§ **EXERCISE TASK**
Wherever the word "leaves" appears in a line, copy that line.
┌──
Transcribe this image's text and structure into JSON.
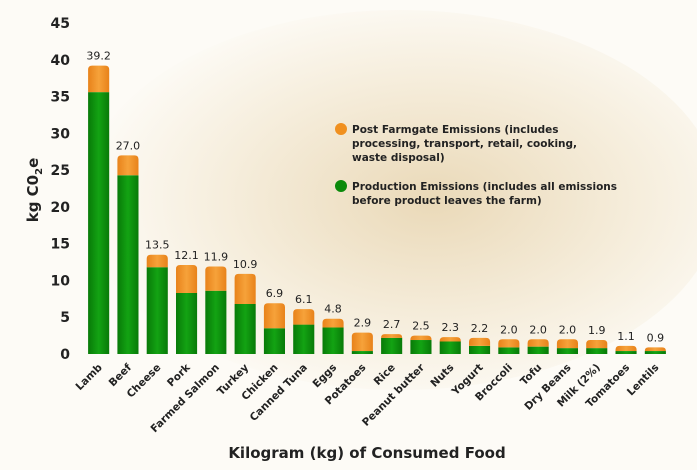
{
  "chart_data": {
    "type": "bar",
    "stacked": true,
    "categories": [
      "Lamb",
      "Beef",
      "Cheese",
      "Pork",
      "Farmed Salmon",
      "Turkey",
      "Chicken",
      "Canned Tuna",
      "Eggs",
      "Potatoes",
      "Rice",
      "Peanut butter",
      "Nuts",
      "Yogurt",
      "Broccoli",
      "Tofu",
      "Dry Beans",
      "Milk (2%)",
      "Tomatoes",
      "Lentils"
    ],
    "totals": [
      39.2,
      27.0,
      13.5,
      12.1,
      11.9,
      10.9,
      6.9,
      6.1,
      4.8,
      2.9,
      2.7,
      2.5,
      2.3,
      2.2,
      2.0,
      2.0,
      2.0,
      1.9,
      1.1,
      0.9
    ],
    "total_labels": [
      "39.2",
      "27.0",
      "13.5",
      "12.1",
      "11.9",
      "10.9",
      "6.9",
      "6.1",
      "4.8",
      "2.9",
      "2.7",
      "2.5",
      "2.3",
      "2.2",
      "2.0",
      "2.0",
      "2.0",
      "1.9",
      "1.1",
      "0.9"
    ],
    "series": [
      {
        "name": "Production Emissions (includes all emissions before product leaves the farm)",
        "name_lines": [
          "Production Emissions (includes all emissions",
          "before product leaves the farm)"
        ],
        "color": "#0b8a0b",
        "values": [
          35.6,
          24.3,
          11.8,
          8.3,
          8.6,
          6.8,
          3.5,
          4.0,
          3.6,
          0.4,
          2.2,
          1.9,
          1.7,
          1.1,
          0.9,
          1.0,
          0.8,
          0.8,
          0.4,
          0.4
        ]
      },
      {
        "name": "Post Farmgate Emissions (includes processing, transport, retail, cooking, waste disposal)",
        "name_lines": [
          "Post Farmgate Emissions (includes",
          "processing, transport, retail, cooking,",
          "waste disposal)"
        ],
        "color": "#f0901f",
        "values": [
          3.6,
          2.7,
          1.7,
          3.8,
          3.3,
          4.1,
          3.4,
          2.1,
          1.2,
          2.5,
          0.5,
          0.6,
          0.6,
          1.1,
          1.1,
          1.0,
          1.2,
          1.1,
          0.7,
          0.5
        ]
      }
    ],
    "xlabel": "Kilogram (kg) of Consumed Food",
    "ylabel_main": "kg C0",
    "ylabel_sub": "2",
    "ylabel_end": "e",
    "ylim": [
      0,
      45
    ],
    "yticks": [
      0,
      5,
      10,
      15,
      20,
      25,
      30,
      35,
      40,
      45
    ],
    "grid": false,
    "legend_position": "right"
  }
}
└──
§ **WRITTEN REPLY**
        "name": "Production Emissions (includes all emissions before product leaves the farm)",
          "before product leaves the farm)"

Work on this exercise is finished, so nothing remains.